>> BEGIN
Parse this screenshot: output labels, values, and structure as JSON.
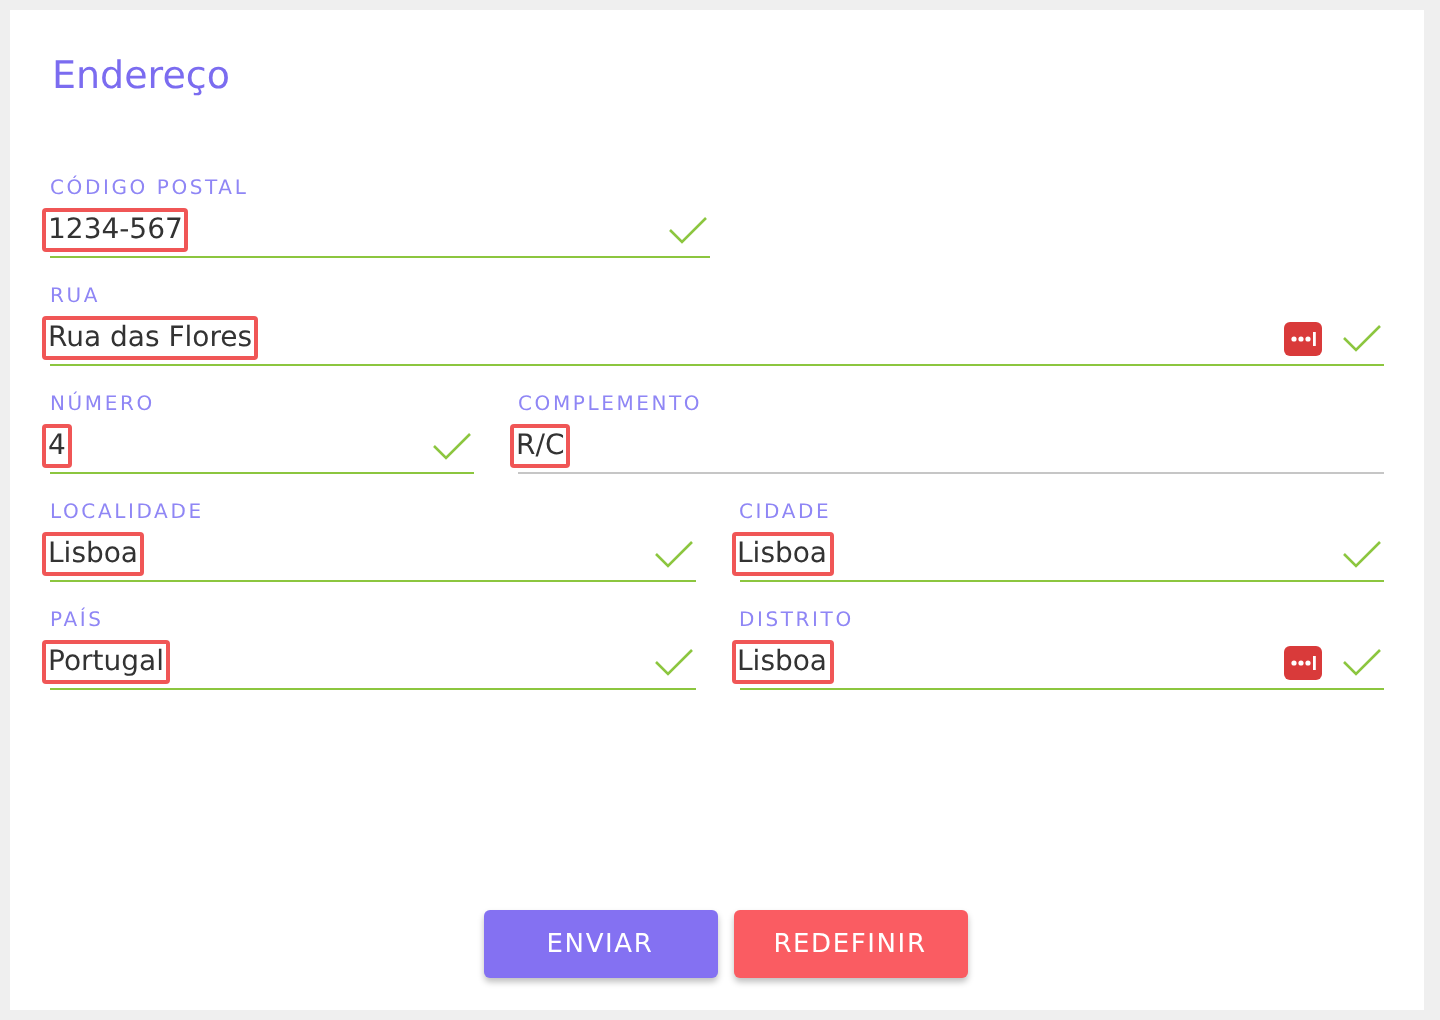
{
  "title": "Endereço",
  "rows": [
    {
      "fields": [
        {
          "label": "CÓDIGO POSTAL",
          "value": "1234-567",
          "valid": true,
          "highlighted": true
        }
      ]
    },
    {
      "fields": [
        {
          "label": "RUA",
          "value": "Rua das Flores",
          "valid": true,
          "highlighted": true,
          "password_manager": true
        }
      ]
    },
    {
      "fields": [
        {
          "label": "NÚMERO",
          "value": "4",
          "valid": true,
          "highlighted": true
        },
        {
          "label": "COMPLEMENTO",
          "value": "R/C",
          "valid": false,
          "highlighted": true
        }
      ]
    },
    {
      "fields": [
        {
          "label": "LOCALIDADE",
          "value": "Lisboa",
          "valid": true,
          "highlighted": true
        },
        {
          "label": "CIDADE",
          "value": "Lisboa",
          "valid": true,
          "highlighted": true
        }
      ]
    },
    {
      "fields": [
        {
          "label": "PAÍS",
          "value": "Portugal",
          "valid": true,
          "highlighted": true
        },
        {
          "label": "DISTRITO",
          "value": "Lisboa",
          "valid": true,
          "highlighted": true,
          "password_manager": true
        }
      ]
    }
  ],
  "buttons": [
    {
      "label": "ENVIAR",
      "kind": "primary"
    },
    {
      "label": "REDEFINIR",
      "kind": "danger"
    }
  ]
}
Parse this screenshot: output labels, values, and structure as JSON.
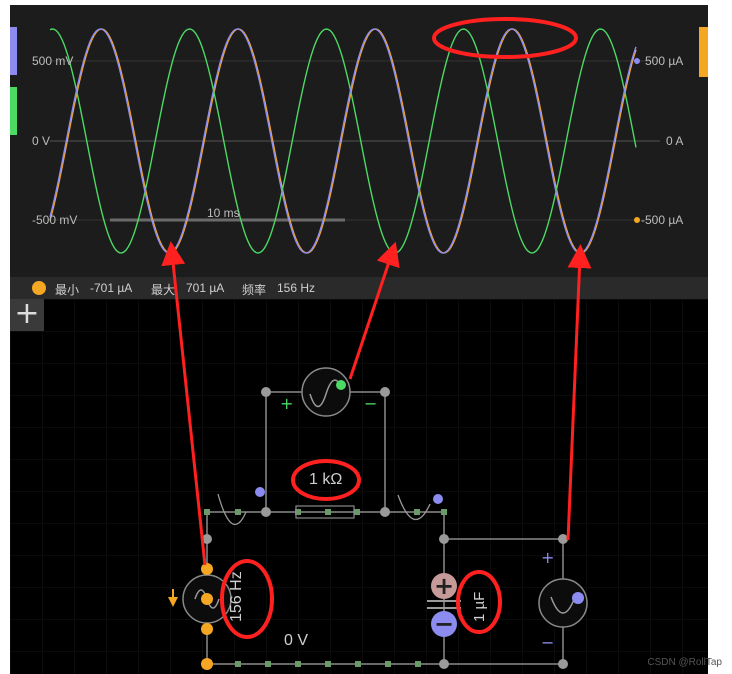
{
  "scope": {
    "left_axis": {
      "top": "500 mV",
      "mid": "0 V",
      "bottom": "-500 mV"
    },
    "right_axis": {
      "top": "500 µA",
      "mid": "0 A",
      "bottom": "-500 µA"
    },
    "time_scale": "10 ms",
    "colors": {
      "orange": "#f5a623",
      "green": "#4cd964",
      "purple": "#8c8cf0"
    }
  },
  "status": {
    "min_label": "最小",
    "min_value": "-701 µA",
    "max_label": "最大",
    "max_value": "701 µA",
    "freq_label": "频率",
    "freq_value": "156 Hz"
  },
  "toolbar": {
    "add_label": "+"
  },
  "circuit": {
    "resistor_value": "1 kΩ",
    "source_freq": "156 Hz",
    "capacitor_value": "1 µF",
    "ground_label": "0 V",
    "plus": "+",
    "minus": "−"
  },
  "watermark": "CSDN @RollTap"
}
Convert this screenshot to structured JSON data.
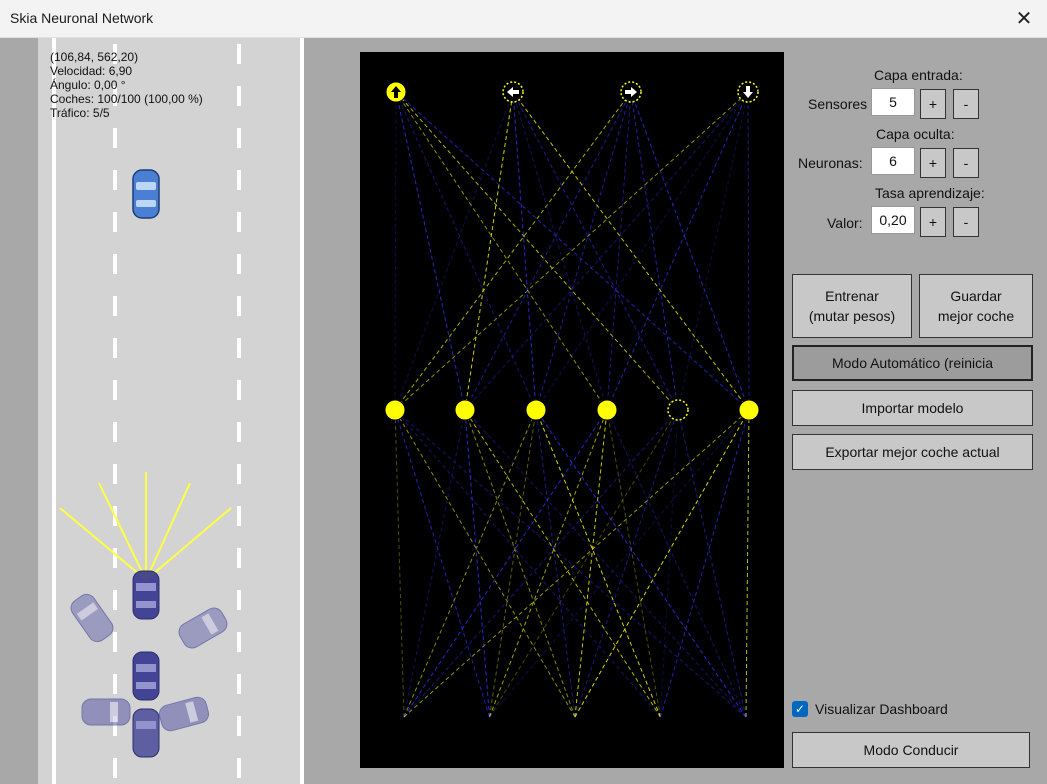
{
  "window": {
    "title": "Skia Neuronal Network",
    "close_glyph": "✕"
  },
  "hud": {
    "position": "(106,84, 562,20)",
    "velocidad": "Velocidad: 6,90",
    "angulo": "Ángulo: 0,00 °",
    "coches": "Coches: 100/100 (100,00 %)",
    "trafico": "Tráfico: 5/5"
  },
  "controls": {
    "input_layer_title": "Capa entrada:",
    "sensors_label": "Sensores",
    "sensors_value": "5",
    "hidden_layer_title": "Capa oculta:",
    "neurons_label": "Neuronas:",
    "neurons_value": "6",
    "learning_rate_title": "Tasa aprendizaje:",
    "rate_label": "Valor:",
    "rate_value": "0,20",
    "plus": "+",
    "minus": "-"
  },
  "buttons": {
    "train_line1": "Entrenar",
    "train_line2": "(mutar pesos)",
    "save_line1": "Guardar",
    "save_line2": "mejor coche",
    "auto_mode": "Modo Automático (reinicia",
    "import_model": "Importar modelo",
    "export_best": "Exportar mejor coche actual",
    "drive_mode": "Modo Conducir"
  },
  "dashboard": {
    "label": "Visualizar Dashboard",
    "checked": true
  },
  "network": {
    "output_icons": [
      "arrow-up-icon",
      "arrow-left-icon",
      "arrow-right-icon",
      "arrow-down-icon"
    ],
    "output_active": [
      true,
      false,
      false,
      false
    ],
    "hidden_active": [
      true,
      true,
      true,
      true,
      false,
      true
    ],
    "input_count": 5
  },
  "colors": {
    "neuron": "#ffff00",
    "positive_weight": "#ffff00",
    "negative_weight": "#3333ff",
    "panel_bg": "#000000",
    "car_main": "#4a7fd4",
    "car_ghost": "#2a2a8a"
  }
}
>> END
>> BEGIN
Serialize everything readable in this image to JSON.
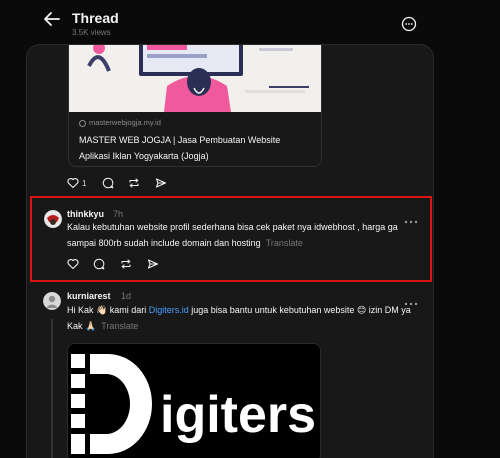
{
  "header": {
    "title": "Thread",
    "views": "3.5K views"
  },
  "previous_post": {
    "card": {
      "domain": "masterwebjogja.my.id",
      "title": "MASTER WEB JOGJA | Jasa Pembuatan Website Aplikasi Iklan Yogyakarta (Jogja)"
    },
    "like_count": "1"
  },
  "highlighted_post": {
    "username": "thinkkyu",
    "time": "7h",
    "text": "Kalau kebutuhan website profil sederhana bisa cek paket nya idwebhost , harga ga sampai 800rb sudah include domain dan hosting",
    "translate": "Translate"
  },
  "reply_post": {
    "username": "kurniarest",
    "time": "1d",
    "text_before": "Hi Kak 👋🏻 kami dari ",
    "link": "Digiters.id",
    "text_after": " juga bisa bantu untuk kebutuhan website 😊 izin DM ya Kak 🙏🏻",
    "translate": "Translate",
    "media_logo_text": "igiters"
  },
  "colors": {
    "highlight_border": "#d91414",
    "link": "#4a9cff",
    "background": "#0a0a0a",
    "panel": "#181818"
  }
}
>> END
Given problem >>
Give only the count of lines in this material that contain the string "kebutuhan".

Answer to this problem >>
2